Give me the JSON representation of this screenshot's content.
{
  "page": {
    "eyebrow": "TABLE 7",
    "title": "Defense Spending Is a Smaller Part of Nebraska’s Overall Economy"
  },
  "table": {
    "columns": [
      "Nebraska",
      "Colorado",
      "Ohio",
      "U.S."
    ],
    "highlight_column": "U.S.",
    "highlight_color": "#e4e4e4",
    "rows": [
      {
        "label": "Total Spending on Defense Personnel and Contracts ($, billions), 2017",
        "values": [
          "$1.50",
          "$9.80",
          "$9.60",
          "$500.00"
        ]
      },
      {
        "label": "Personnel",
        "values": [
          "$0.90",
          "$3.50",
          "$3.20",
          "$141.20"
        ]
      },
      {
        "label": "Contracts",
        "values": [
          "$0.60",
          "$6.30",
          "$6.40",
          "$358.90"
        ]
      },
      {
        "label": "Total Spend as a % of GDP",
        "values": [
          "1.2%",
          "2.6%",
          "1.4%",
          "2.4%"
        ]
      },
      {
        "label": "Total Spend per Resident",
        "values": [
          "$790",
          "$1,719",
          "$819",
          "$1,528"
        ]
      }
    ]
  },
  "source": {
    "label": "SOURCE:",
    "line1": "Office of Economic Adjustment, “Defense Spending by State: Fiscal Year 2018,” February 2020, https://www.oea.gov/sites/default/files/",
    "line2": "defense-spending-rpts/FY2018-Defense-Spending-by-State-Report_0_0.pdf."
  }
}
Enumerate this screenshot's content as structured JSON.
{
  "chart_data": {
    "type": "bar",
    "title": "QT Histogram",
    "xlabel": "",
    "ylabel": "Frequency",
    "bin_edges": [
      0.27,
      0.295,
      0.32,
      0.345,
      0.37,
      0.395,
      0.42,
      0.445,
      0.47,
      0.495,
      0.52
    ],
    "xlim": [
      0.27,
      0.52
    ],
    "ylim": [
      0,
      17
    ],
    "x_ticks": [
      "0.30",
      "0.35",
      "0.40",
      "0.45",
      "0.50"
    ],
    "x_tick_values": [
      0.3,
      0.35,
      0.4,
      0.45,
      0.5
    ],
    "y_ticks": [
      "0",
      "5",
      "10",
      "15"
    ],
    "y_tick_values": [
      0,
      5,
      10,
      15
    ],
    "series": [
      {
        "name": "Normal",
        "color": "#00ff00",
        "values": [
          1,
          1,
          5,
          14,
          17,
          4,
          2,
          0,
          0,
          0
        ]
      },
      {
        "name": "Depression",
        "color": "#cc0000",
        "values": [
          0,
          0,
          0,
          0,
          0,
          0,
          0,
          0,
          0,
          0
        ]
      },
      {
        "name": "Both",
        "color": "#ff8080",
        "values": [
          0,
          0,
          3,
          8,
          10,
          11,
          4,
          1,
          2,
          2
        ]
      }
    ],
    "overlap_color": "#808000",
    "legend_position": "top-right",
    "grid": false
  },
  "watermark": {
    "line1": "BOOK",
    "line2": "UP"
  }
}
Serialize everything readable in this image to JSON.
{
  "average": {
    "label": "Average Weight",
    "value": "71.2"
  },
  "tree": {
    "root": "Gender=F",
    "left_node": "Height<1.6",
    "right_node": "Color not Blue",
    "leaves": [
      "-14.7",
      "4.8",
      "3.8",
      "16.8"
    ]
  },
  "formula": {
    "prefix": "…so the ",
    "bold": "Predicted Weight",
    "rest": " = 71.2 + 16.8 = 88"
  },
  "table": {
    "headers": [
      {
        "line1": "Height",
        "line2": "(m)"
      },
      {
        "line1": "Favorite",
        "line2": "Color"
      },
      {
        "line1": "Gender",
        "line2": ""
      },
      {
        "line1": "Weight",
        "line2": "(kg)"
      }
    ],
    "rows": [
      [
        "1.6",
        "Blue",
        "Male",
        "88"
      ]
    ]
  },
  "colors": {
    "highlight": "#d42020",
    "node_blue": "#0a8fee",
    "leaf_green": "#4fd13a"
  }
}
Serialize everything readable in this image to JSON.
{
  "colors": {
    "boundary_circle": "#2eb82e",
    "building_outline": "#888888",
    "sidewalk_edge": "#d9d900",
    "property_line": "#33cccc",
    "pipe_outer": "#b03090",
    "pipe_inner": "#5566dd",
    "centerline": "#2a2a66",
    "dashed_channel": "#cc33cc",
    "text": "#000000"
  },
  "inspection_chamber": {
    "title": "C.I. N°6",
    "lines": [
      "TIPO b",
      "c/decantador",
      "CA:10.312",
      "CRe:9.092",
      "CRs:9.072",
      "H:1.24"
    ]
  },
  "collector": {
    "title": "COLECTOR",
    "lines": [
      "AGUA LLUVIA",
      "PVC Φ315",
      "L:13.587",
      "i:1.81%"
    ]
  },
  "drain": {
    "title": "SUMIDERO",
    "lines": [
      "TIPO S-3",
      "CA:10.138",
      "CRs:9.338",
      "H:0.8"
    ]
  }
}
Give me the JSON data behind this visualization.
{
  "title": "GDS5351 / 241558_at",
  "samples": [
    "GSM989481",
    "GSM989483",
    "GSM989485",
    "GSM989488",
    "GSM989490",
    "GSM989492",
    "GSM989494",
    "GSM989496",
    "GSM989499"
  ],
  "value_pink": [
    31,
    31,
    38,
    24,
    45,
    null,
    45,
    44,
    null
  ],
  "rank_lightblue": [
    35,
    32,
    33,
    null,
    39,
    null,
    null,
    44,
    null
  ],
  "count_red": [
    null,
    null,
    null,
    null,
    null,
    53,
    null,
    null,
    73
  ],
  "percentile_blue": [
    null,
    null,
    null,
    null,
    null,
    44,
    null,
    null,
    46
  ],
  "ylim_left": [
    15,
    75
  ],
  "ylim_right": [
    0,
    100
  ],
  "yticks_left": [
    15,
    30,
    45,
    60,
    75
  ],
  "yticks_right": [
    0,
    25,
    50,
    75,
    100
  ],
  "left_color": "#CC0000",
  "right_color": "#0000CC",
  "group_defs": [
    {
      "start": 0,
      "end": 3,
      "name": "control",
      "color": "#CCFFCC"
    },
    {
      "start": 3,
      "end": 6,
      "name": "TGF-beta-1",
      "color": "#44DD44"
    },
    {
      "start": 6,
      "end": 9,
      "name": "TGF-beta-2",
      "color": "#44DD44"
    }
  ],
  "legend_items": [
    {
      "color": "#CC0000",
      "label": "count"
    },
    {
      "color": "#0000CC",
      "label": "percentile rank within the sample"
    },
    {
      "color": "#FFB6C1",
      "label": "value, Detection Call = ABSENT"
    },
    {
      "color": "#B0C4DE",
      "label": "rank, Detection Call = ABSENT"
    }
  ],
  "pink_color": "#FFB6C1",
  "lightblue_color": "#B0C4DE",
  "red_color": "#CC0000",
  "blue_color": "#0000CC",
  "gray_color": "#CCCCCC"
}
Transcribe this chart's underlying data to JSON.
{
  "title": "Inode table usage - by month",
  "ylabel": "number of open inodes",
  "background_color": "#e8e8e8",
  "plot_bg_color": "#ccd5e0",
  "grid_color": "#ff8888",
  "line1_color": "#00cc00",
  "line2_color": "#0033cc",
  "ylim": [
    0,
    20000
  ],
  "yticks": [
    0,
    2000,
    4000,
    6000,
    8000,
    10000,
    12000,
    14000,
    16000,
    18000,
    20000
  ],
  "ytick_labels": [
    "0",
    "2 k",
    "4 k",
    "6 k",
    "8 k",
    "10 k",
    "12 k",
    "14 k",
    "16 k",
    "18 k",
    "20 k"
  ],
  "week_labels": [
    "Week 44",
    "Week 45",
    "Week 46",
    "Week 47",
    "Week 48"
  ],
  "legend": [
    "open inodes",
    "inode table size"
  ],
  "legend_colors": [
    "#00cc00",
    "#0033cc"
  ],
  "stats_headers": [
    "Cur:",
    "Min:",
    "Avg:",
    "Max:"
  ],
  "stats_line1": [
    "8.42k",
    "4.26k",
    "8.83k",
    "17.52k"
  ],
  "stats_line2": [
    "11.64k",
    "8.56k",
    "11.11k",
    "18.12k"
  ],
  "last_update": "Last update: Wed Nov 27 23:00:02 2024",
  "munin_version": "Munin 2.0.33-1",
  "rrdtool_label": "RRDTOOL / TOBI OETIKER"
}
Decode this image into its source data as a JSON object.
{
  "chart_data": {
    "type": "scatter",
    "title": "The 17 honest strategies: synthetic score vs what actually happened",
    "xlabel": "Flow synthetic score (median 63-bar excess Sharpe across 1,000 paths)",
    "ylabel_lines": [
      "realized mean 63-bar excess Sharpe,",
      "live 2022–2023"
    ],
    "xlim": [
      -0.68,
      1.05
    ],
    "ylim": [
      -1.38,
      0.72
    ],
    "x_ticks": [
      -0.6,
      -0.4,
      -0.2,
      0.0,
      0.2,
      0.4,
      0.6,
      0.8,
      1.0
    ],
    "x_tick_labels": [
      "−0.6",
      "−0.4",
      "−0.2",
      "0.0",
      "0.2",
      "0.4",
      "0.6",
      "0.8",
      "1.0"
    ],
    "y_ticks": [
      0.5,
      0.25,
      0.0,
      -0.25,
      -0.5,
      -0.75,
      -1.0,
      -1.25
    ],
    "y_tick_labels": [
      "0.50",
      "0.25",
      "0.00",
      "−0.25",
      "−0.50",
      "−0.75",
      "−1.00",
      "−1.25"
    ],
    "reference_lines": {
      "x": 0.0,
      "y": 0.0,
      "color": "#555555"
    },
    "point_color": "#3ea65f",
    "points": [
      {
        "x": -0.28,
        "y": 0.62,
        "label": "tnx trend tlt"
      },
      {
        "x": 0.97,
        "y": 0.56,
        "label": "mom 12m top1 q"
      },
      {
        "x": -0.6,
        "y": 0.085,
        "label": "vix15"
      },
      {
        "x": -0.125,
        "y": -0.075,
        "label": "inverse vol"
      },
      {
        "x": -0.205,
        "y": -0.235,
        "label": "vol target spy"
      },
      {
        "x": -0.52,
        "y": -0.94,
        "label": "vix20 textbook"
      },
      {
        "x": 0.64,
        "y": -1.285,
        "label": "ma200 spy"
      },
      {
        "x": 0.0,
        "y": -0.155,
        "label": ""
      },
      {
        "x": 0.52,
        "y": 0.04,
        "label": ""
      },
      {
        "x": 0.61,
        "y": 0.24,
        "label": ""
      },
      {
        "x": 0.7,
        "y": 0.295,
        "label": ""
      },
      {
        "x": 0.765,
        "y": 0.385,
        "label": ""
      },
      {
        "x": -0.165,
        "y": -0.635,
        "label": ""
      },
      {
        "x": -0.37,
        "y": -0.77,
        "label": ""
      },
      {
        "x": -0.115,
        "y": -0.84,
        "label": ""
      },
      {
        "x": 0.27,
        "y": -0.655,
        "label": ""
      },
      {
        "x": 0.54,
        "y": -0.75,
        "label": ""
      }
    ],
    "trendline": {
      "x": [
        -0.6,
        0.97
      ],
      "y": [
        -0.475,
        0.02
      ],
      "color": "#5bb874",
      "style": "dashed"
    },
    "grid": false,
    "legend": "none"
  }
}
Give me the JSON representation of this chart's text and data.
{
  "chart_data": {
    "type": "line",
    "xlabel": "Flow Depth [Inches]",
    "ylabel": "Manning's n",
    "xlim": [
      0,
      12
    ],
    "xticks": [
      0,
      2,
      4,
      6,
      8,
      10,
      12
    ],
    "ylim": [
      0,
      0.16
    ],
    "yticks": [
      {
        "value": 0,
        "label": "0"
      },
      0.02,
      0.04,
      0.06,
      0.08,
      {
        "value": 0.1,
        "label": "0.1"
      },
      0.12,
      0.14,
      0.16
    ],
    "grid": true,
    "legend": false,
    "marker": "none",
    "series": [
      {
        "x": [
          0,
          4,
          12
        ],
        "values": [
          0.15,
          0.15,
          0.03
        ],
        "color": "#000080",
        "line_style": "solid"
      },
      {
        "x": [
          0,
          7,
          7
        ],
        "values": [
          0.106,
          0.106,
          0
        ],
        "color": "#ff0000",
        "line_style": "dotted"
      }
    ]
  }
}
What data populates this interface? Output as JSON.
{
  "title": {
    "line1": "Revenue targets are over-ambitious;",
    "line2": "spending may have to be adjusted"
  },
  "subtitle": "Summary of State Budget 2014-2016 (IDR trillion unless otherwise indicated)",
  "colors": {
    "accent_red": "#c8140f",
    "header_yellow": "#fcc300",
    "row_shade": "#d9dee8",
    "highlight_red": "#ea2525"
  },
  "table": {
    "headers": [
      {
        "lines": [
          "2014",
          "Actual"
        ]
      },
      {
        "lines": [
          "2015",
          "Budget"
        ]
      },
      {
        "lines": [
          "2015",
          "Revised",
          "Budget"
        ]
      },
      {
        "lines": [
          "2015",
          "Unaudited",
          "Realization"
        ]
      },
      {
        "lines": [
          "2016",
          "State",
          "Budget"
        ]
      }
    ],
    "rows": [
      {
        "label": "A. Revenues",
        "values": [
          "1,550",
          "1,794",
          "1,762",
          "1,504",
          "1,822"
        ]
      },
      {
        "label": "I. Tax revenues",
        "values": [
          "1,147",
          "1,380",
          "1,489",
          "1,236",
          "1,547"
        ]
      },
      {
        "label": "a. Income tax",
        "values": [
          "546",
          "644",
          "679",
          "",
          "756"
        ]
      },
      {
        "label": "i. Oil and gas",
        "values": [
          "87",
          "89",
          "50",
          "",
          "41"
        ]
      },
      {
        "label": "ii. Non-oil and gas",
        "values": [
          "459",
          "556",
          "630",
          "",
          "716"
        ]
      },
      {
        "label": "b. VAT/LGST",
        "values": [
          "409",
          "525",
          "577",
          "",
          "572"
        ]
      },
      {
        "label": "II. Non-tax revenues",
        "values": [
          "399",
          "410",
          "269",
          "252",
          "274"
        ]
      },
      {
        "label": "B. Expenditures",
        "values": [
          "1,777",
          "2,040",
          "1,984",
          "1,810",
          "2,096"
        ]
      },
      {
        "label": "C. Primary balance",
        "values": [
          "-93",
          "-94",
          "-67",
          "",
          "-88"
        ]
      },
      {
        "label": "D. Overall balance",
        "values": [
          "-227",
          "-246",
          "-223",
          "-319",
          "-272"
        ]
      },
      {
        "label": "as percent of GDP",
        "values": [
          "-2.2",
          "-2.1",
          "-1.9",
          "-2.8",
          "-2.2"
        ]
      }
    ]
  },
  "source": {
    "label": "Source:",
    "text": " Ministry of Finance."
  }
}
::::::
**TO DO:**
Copy all lines in the listing above where the string "Personnel" appears.

**RESULT BELOW:**
        "label": "Total Spending on Defense Personnel and Contracts ($, billions), 2017",
        "label": "Personnel",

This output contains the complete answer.